▶ Stated goal: Your task is to repeat the entries word for word while leaving out the pictures.

▶ Data supplied:
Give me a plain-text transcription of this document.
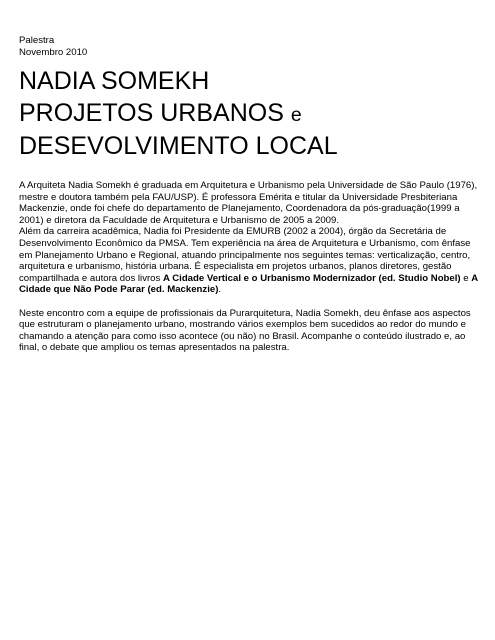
Palestra
Novembro 2010
NADIA SOMEKH
PROJETOS URBANOS e
DESEVOLVIMENTO LOCAL
A Arquiteta Nadia Somekh é graduada em Arquitetura e Urbanismo pela Universidade de São Paulo (1976),
mestre e doutora também pela FAU/USP). É professora Emérita e titular da Universidade Presbiteriana
Mackenzie, onde foi chefe do departamento de Planejamento, Coordenadora da pós-graduação(1999 a
2001) e diretora da Faculdade de Arquitetura e Urbanismo de 2005 a 2009.
Além da carreira acadêmica, Nadia foi Presidente da EMURB (2002 a 2004), órgão da Secretária de
Desenvolvimento Econômico da PMSA. Tem experiência na área de Arquitetura e Urbanismo, com ênfase
em Planejamento Urbano e Regional, atuando principalmente nos seguintes temas: verticalização, centro,
arquitetura e urbanismo, história urbana. É especialista em projetos urbanos, planos diretores, gestão
compartilhada e autora dos livros A Cidade Vertical e o Urbanismo Modernizador (ed. Studio Nobel) e A
Cidade que Não Pode Parar (ed. Mackenzie).
Neste encontro com a equipe de profissionais da Purarquitetura, Nadia Somekh, deu ênfase aos aspectos
que estruturam o planejamento urbano, mostrando vários exemplos bem sucedidos ao redor do mundo e
chamando a atenção para como isso acontece (ou não) no Brasil. Acompanhe o conteúdo ilustrado e, ao
final, o debate que ampliou os temas apresentados na palestra.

▶ Task answer:
Give me a plain-text transcription of this document.
Palestra
Novembro 2010
NADIA SOMEKH
PROJETOS URBANOS e
DESEVOLVIMENTO LOCAL
A Arquiteta Nadia Somekh é graduada em Arquitetura e Urbanismo pela Universidade de São Paulo (1976),
mestre e doutora também pela FAU/USP). É professora Emérita e titular da Universidade Presbiteriana
Mackenzie, onde foi chefe do departamento de Planejamento, Coordenadora da pós-graduação(1999 a
2001) e diretora da Faculdade de Arquitetura e Urbanismo de 2005 a 2009.
Além da carreira acadêmica, Nadia foi Presidente da EMURB (2002 a 2004), órgão da Secretária de
Desenvolvimento Econômico da PMSA. Tem experiência na área de Arquitetura e Urbanismo, com ênfase
em Planejamento Urbano e Regional, atuando principalmente nos seguintes temas: verticalização, centro,
arquitetura e urbanismo, história urbana. É especialista em projetos urbanos, planos diretores, gestão
compartilhada e autora dos livros A Cidade Vertical e o Urbanismo Modernizador (ed. Studio Nobel) e A
Cidade que Não Pode Parar (ed. Mackenzie).
Neste encontro com a equipe de profissionais da Purarquitetura, Nadia Somekh, deu ênfase aos aspectos
que estruturam o planejamento urbano, mostrando vários exemplos bem sucedidos ao redor do mundo e
chamando a atenção para como isso acontece (ou não) no Brasil. Acompanhe o conteúdo ilustrado e, ao
final, o debate que ampliou os temas apresentados na palestra.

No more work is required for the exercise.